* Work instructions *
Could you extract every entry below and reproduce it exactly?

* BEGIN *

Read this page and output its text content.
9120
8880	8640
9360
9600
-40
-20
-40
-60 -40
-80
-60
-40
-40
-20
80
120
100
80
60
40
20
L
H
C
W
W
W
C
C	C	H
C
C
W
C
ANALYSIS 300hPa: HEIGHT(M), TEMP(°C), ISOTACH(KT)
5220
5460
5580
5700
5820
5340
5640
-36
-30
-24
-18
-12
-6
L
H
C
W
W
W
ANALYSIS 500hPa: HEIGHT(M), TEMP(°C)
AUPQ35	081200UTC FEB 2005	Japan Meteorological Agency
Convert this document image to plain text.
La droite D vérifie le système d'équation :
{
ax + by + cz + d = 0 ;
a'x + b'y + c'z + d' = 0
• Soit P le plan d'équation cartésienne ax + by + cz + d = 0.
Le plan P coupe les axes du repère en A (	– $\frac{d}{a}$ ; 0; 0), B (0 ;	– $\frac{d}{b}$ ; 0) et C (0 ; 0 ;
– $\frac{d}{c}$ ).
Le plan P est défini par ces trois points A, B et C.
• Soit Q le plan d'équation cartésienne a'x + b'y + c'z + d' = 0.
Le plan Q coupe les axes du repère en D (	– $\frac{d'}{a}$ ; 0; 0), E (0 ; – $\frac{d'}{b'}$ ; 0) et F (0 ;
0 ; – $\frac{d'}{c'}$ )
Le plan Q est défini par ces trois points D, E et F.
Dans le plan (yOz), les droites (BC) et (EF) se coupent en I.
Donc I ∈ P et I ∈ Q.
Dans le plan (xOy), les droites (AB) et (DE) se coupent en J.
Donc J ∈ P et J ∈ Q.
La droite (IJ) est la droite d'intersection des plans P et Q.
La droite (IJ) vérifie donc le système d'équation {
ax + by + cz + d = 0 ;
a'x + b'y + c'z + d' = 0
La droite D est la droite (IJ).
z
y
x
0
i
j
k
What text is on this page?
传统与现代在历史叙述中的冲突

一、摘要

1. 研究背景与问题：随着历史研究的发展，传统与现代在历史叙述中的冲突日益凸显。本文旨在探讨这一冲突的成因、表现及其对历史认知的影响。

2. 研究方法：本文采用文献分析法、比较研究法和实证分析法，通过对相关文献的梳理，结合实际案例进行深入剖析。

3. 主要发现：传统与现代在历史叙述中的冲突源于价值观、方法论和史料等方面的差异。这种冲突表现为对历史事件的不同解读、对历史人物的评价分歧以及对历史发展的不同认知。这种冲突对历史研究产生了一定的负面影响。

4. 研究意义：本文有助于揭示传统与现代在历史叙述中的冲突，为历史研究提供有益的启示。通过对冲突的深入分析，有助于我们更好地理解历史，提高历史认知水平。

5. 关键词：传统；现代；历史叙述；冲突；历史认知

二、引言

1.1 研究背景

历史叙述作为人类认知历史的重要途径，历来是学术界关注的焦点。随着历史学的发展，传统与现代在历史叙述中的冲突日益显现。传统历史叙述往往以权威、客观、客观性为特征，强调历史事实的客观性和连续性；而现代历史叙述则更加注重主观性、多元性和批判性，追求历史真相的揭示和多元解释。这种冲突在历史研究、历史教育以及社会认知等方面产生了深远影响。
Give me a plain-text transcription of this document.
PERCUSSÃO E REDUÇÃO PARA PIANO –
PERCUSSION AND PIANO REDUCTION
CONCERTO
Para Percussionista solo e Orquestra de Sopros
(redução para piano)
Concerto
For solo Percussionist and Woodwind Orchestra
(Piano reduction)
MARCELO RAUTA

* END *

* Solution below *
Read this page and output its text content.
9120
8880	8640
9360
9600
-40
-20
-40
-60 -40
-80
-60
-40
-40
-20
80
120
100
80
60
40
20
L
H
C
W
W
W
C
C	C	H
C
C
W
C
ANALYSIS 300hPa: HEIGHT(M), TEMP(°C), ISOTACH(KT)
5220
5460
5580
5700
5820
5340
5640
-36
-30
-24
-18
-12
-6
L
H
C
W
W
W
ANALYSIS 500hPa: HEIGHT(M), TEMP(°C)
AUPQ35	081200UTC FEB 2005	Japan Meteorological Agency
Convert this document image to plain text.
La droite D vérifie le système d'équation :
{
ax + by + cz + d = 0 ;
a'x + b'y + c'z + d' = 0
• Soit P le plan d'équation cartésienne ax + by + cz + d = 0.
Le plan P coupe les axes du repère en A (	– $\frac{d}{a}$ ; 0; 0), B (0 ;	– $\frac{d}{b}$ ; 0) et C (0 ; 0 ;
– $\frac{d}{c}$ ).
Le plan P est défini par ces trois points A, B et C.
• Soit Q le plan d'équation cartésienne a'x + b'y + c'z + d' = 0.
Le plan Q coupe les axes du repère en D (	– $\frac{d'}{a}$ ; 0; 0), E (0 ; – $\frac{d'}{b'}$ ; 0) et F (0 ;
0 ; – $\frac{d'}{c'}$ )
Le plan Q est défini par ces trois points D, E et F.
Dans le plan (yOz), les droites (BC) et (EF) se coupent en I.
Donc I ∈ P et I ∈ Q.
Dans le plan (xOy), les droites (AB) et (DE) se coupent en J.
Donc J ∈ P et J ∈ Q.
La droite (IJ) est la droite d'intersection des plans P et Q.
La droite (IJ) vérifie donc le système d'équation {
ax + by + cz + d = 0 ;
a'x + b'y + c'z + d' = 0
La droite D est la droite (IJ).
z
y
x
0
i
j
k
What text is on this page?
传统与现代在历史叙述中的冲突

一、摘要

1. 研究背景与问题：随着历史研究的发展，传统与现代在历史叙述中的冲突日益凸显。本文旨在探讨这一冲突的成因、表现及其对历史认知的影响。

2. 研究方法：本文采用文献分析法、比较研究法和实证分析法，通过对相关文献的梳理，结合实际案例进行深入剖析。

3. 主要发现：传统与现代在历史叙述中的冲突源于价值观、方法论和史料等方面的差异。这种冲突表现为对历史事件的不同解读、对历史人物的评价分歧以及对历史发展的不同认知。这种冲突对历史研究产生了一定的负面影响。

4. 研究意义：本文有助于揭示传统与现代在历史叙述中的冲突，为历史研究提供有益的启示。通过对冲突的深入分析，有助于我们更好地理解历史，提高历史认知水平。

5. 关键词：传统；现代；历史叙述；冲突；历史认知

二、引言

1.1 研究背景

历史叙述作为人类认知历史的重要途径，历来是学术界关注的焦点。随着历史学的发展，传统与现代在历史叙述中的冲突日益显现。传统历史叙述往往以权威、客观、客观性为特征，强调历史事实的客观性和连续性；而现代历史叙述则更加注重主观性、多元性和批判性，追求历史真相的揭示和多元解释。这种冲突在历史研究、历史教育以及社会认知等方面产生了深远影响。
Give me a plain-text transcription of this document.
PERCUSSÃO E REDUÇÃO PARA PIANO –
PERCUSSION AND PIANO REDUCTION
CONCERTO
Para Percussionista solo e Orquestra de Sopros
(redução para piano)
Concerto
For solo Percussionist and Woodwind Orchestra
(Piano reduction)
MARCELO RAUTA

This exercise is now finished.